== Work to complete ==
Write out each line that follows exactly as it stands, without the pictures.

(Entries taken from a collection)
■ ■ ■ ■ ■ ■ ■
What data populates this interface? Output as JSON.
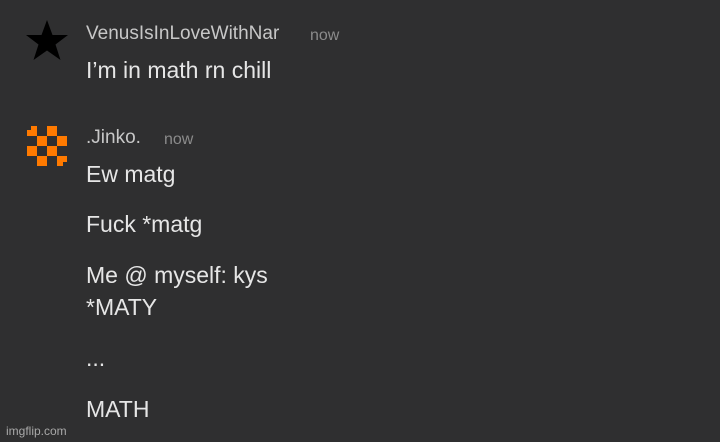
{
  "messages": [
    {
      "username": "VenusIsInLoveWithNar",
      "timestamp": "now",
      "avatar_icon": "black-star-icon",
      "lines": [
        "I’m in math rn chill"
      ]
    },
    {
      "username": ".Jinko.",
      "timestamp": "now",
      "avatar_icon": "orange-pixel-checker-icon",
      "avatar_color": "#ff7a00",
      "lines": [
        "Ew matg",
        "Fuck *matg",
        "Me @ myself: kys",
        "*MATY",
        "...",
        "MATH"
      ]
    }
  ],
  "watermark": "imgflip.com"
}
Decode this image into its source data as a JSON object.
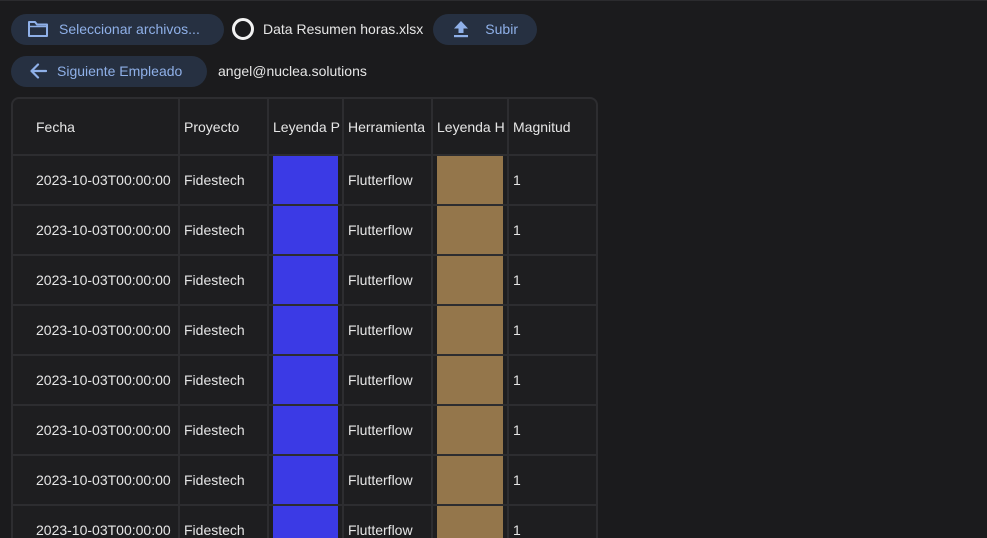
■ ■ ■ ■ ■ ■ ■
== Solved exercise ==
What data populates this interface? Output as JSON.
{
  "messages": [
    {
      "username": "VenusIsInLoveWithNar",
      "timestamp": "now",
      "avatar_icon": "black-star-icon",
      "lines": [
        "I’m in math rn chill"
      ]
    },
    {
      "username": ".Jinko.",
      "timestamp": "now",
      "avatar_icon": "orange-pixel-checker-icon",
      "avatar_color": "#ff7a00",
      "lines": [
        "Ew matg",
        "Fuck *matg",
        "Me @ myself: kys",
        "*MATY",
        "...",
        "MATH"
      ]
    }
  ],
  "watermark": "imgflip.com"
}
Decode this image into its source data as a JSON object.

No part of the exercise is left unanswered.